What the exercise asks:
Please rewrite the items from the start through the line that contains "pca-right-point [331, 84, 339, 92]", inclusive, renaming "pca-left-point" to "pca-left-marker" and leaving everything else unchanged.

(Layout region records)
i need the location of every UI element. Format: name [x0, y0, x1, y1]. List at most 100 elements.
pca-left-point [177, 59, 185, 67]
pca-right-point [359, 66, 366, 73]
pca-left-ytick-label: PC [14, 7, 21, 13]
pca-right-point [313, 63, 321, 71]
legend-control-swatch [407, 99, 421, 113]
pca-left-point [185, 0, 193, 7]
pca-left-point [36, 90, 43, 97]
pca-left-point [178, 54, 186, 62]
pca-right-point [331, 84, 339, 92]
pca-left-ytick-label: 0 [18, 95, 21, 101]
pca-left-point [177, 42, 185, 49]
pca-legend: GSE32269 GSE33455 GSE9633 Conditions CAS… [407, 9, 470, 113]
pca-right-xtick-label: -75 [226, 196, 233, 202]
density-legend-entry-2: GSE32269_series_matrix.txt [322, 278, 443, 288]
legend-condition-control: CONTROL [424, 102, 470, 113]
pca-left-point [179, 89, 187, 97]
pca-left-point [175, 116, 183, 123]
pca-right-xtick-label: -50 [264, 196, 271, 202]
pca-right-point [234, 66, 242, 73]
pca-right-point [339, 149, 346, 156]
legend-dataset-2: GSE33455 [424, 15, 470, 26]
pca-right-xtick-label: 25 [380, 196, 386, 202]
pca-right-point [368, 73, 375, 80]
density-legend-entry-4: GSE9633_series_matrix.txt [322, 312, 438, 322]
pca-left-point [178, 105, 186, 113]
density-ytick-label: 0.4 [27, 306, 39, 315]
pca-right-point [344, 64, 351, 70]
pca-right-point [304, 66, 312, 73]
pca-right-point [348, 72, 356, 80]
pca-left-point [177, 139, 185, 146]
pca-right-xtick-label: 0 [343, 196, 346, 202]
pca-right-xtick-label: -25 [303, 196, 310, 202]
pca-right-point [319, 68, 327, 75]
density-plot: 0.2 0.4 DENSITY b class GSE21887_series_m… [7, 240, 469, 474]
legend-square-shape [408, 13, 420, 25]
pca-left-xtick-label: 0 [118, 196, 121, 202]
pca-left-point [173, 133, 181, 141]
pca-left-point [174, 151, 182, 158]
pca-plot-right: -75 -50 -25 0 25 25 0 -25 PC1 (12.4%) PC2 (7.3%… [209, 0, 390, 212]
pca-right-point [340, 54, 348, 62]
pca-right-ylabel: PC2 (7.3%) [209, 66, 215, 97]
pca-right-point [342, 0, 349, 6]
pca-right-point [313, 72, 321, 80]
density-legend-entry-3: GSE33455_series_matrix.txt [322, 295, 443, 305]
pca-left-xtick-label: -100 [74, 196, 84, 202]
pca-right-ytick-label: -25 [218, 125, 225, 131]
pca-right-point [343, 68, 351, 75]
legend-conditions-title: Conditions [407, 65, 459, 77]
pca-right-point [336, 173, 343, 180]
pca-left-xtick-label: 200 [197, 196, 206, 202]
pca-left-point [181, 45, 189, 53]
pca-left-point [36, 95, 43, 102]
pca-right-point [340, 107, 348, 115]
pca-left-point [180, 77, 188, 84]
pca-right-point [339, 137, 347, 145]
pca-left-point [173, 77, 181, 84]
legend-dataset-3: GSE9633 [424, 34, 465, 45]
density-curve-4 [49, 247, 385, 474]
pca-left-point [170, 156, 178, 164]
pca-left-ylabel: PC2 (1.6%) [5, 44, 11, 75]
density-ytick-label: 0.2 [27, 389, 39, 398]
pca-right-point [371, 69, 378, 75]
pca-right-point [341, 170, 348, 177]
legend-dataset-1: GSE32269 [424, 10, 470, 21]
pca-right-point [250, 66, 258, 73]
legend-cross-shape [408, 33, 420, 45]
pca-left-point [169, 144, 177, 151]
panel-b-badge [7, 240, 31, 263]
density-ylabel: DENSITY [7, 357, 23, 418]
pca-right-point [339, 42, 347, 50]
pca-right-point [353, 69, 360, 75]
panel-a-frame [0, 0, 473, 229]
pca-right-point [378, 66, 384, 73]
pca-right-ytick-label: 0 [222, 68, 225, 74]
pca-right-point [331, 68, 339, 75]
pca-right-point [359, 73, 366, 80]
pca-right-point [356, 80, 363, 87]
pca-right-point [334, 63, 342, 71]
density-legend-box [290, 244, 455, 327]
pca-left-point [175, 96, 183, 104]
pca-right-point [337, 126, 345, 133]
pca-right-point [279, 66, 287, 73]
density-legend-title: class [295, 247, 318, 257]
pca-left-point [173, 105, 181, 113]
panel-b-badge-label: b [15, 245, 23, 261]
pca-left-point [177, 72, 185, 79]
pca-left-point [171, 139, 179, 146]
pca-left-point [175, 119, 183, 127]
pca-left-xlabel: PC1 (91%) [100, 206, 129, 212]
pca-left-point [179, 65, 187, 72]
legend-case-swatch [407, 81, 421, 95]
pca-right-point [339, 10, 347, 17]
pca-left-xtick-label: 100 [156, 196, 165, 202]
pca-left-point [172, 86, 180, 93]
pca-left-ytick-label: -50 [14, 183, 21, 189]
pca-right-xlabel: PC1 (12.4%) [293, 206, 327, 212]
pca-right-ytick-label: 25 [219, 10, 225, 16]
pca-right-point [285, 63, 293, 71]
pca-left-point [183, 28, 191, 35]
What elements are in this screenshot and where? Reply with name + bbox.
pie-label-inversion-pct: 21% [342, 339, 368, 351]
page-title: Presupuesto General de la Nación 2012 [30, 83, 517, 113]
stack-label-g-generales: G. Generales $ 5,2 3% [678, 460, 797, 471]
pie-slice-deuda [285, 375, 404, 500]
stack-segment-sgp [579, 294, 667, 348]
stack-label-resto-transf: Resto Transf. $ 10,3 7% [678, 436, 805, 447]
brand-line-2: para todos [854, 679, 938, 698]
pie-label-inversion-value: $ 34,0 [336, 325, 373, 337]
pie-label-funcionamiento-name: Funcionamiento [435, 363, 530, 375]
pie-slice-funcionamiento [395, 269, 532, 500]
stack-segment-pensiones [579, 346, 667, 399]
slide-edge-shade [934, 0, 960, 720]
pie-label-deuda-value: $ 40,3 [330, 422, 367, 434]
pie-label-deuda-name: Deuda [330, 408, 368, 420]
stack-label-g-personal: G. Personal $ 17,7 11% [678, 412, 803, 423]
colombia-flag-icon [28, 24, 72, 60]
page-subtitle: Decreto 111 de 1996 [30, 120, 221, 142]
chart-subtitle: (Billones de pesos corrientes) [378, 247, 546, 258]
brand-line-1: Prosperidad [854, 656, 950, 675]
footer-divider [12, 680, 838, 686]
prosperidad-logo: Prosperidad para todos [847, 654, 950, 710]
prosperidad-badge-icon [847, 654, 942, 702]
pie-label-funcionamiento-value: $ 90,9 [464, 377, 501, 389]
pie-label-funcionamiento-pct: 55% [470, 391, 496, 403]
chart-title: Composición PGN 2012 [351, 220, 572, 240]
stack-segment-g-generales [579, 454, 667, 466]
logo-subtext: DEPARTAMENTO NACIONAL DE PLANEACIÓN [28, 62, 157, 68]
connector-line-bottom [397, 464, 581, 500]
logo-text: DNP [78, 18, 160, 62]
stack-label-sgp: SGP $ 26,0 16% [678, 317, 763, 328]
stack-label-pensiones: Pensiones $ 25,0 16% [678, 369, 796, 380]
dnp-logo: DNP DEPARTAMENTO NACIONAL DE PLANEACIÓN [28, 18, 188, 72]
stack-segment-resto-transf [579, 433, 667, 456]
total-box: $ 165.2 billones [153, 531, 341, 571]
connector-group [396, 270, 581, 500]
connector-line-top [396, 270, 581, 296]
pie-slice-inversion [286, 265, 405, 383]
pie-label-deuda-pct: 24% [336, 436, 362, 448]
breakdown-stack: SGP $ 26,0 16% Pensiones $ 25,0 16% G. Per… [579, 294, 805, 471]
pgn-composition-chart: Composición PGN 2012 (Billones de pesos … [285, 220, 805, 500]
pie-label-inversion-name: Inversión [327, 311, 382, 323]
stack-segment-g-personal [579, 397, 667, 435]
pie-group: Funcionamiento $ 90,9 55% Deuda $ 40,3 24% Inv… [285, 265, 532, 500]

Reply:
i need the location of every UI element. Format: name [x0, y0, x1, y1]. List at most 100 elements.
pca-left-marker [177, 59, 185, 67]
pca-right-point [359, 66, 366, 73]
pca-left-ytick-label: PC [14, 7, 21, 13]
pca-right-point [313, 63, 321, 71]
legend-control-swatch [407, 99, 421, 113]
pca-left-marker [185, 0, 193, 7]
pca-left-marker [36, 90, 43, 97]
pca-left-marker [178, 54, 186, 62]
pca-right-point [331, 84, 339, 92]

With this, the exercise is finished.